▶ _Excerpts from a dataset_
════

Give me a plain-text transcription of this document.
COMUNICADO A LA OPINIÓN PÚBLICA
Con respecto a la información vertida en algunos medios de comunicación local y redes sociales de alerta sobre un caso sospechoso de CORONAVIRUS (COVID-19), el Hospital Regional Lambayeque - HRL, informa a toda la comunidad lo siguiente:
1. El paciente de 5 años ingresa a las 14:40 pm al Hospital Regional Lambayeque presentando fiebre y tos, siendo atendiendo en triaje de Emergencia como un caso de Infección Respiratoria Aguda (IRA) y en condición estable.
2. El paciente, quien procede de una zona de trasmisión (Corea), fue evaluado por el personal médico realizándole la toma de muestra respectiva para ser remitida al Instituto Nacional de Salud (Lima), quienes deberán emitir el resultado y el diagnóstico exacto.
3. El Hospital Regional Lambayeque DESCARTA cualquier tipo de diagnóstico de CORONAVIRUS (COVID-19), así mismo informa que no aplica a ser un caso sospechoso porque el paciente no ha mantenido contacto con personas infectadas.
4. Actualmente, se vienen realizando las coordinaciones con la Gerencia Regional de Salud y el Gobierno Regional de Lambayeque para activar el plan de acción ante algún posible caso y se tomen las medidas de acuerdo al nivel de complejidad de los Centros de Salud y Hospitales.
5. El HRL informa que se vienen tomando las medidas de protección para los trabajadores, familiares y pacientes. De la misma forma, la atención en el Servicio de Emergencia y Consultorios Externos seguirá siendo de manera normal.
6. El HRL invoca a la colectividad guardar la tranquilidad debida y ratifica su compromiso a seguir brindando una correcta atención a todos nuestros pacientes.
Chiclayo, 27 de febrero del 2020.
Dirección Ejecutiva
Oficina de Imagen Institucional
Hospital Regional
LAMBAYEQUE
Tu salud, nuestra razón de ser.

════

▶ _YOUR TASK_
The expected output is every record, repeated exactly.

▶ _FINISHED EXERCISE_
Give me a plain-text transcription of this document.
COMUNICADO A LA OPINIÓN PÚBLICA
Con respecto a la información vertida en algunos medios de comunicación local y redes sociales de alerta sobre un caso sospechoso de CORONAVIRUS (COVID-19), el Hospital Regional Lambayeque - HRL, informa a toda la comunidad lo siguiente:
1. El paciente de 5 años ingresa a las 14:40 pm al Hospital Regional Lambayeque presentando fiebre y tos, siendo atendiendo en triaje de Emergencia como un caso de Infección Respiratoria Aguda (IRA) y en condición estable.
2. El paciente, quien procede de una zona de trasmisión (Corea), fue evaluado por el personal médico realizándole la toma de muestra respectiva para ser remitida al Instituto Nacional de Salud (Lima), quienes deberán emitir el resultado y el diagnóstico exacto.
3. El Hospital Regional Lambayeque DESCARTA cualquier tipo de diagnóstico de CORONAVIRUS (COVID-19), así mismo informa que no aplica a ser un caso sospechoso porque el paciente no ha mantenido contacto con personas infectadas.
4. Actualmente, se vienen realizando las coordinaciones con la Gerencia Regional de Salud y el Gobierno Regional de Lambayeque para activar el plan de acción ante algún posible caso y se tomen las medidas de acuerdo al nivel de complejidad de los Centros de Salud y Hospitales.
5. El HRL informa que se vienen tomando las medidas de protección para los trabajadores, familiares y pacientes. De la misma forma, la atención en el Servicio de Emergencia y Consultorios Externos seguirá siendo de manera normal.
6. El HRL invoca a la colectividad guardar la tranquilidad debida y ratifica su compromiso a seguir brindando una correcta atención a todos nuestros pacientes.
Chiclayo, 27 de febrero del 2020.
Dirección Ejecutiva
Oficina de Imagen Institucional
Hospital Regional
LAMBAYEQUE
Tu salud, nuestra razón de ser.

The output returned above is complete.